Task to carry out:
Output the material below unchanged, apart from leaving out the pictures.

Task material:
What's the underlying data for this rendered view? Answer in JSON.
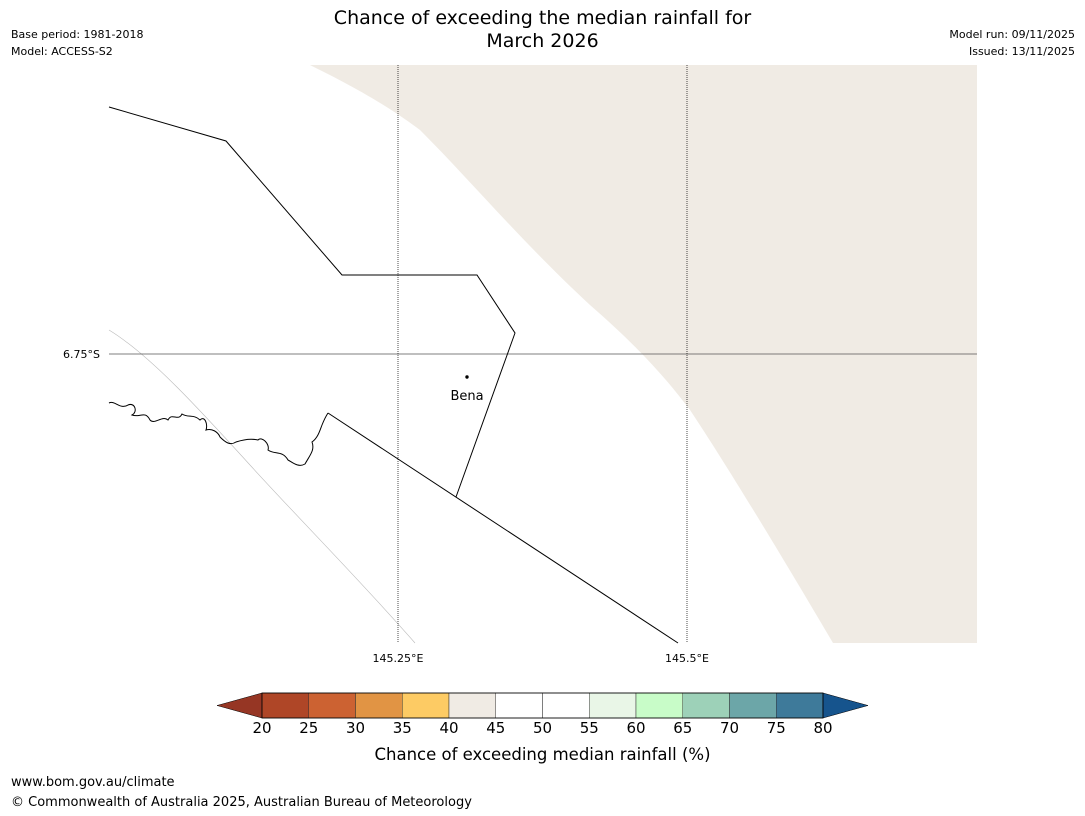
{
  "header": {
    "base_period": "Base period: 1981-2018",
    "model": "Model: ACCESS-S2",
    "title_line1": "Chance of exceeding the median rainfall for",
    "title_line2": "March 2026",
    "model_run": "Model run: 09/11/2025",
    "issued": "Issued: 13/11/2025"
  },
  "map": {
    "lat_label": "6.75°S",
    "lon_labels": [
      "145.25°E",
      "145.5°E"
    ],
    "place": "Bena",
    "colors": {
      "shade": "#f0ebe4",
      "boundary": "#000000",
      "gridline": "#000000"
    }
  },
  "colorbar": {
    "ticks": [
      "20",
      "25",
      "30",
      "35",
      "40",
      "45",
      "50",
      "55",
      "60",
      "65",
      "70",
      "75",
      "80"
    ],
    "colors": [
      "#af4627",
      "#cc6232",
      "#e19444",
      "#fdcb64",
      "#f0ebe4",
      "#ffffff",
      "#ffffff",
      "#e9f6e7",
      "#c8fcc8",
      "#9dd1b8",
      "#6ca6a8",
      "#3e7a9a"
    ],
    "under_color": "#963624",
    "over_color": "#16548d",
    "label": "Chance of exceeding median rainfall (%)"
  },
  "footer": {
    "url": "www.bom.gov.au/climate",
    "copyright": "© Commonwealth of Australia 2025, Australian Bureau of Meteorology"
  }
}
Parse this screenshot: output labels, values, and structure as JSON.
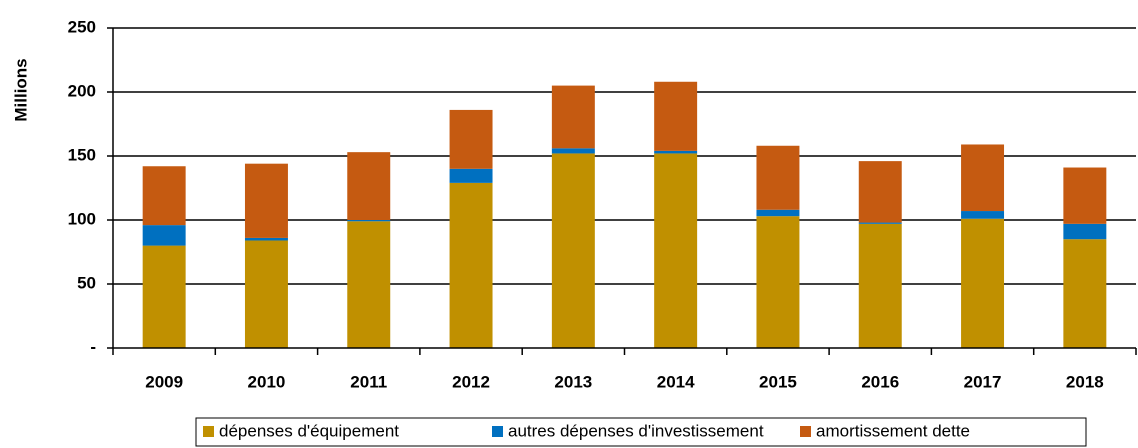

Task result:
What's the underlying data for this rendered view? Answer in JSON.
{
  "header": {
    "base_period": "Base period: 1981-2018",
    "model": "Model: ACCESS-S2",
    "title_line1": "Chance of exceeding the median rainfall for",
    "title_line2": "March 2026",
    "model_run": "Model run: 09/11/2025",
    "issued": "Issued: 13/11/2025"
  },
  "map": {
    "lat_label": "6.75°S",
    "lon_labels": [
      "145.25°E",
      "145.5°E"
    ],
    "place": "Bena",
    "colors": {
      "shade": "#f0ebe4",
      "boundary": "#000000",
      "gridline": "#000000"
    }
  },
  "colorbar": {
    "ticks": [
      "20",
      "25",
      "30",
      "35",
      "40",
      "45",
      "50",
      "55",
      "60",
      "65",
      "70",
      "75",
      "80"
    ],
    "colors": [
      "#af4627",
      "#cc6232",
      "#e19444",
      "#fdcb64",
      "#f0ebe4",
      "#ffffff",
      "#ffffff",
      "#e9f6e7",
      "#c8fcc8",
      "#9dd1b8",
      "#6ca6a8",
      "#3e7a9a"
    ],
    "under_color": "#963624",
    "over_color": "#16548d",
    "label": "Chance of exceeding median rainfall (%)"
  },
  "footer": {
    "url": "www.bom.gov.au/climate",
    "copyright": "© Commonwealth of Australia 2025, Australian Bureau of Meteorology"
  }
}
Parse this screenshot: output labels, values, and structure as JSON.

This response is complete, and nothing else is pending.